- **TASK INSTRUCTIONS**: Your task is to print all of the data word for word.

---------- INFORMATION SUPPLIED ----------

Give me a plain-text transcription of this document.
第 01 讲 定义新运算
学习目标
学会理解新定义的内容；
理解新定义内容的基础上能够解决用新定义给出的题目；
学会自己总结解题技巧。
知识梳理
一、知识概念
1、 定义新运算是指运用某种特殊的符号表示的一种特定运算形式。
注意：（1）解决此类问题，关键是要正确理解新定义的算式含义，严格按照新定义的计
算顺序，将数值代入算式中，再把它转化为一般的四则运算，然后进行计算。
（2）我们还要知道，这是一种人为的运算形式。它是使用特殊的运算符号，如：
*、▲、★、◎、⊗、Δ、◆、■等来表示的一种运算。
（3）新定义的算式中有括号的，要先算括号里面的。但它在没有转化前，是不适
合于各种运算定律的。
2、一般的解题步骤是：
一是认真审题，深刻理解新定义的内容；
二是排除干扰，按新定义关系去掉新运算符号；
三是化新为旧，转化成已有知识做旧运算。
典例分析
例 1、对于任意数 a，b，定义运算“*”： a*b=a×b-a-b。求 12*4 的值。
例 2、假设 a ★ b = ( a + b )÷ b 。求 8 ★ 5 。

----------

- **RESPONSE FOR THIS EXERCISE**:
Give me a plain-text transcription of this document.
第 01 讲 定义新运算
学习目标
学会理解新定义的内容；
理解新定义内容的基础上能够解决用新定义给出的题目；
学会自己总结解题技巧。
知识梳理
一、知识概念
1、 定义新运算是指运用某种特殊的符号表示的一种特定运算形式。
注意：（1）解决此类问题，关键是要正确理解新定义的算式含义，严格按照新定义的计
算顺序，将数值代入算式中，再把它转化为一般的四则运算，然后进行计算。
（2）我们还要知道，这是一种人为的运算形式。它是使用特殊的运算符号，如：
*、▲、★、◎、⊗、Δ、◆、■等来表示的一种运算。
（3）新定义的算式中有括号的，要先算括号里面的。但它在没有转化前，是不适
合于各种运算定律的。
2、一般的解题步骤是：
一是认真审题，深刻理解新定义的内容；
二是排除干扰，按新定义关系去掉新运算符号；
三是化新为旧，转化成已有知识做旧运算。
典例分析
例 1、对于任意数 a，b，定义运算“*”： a*b=a×b-a-b。求 12*4 的值。
例 2、假设 a ★ b = ( a + b )÷ b 。求 8 ★ 5 。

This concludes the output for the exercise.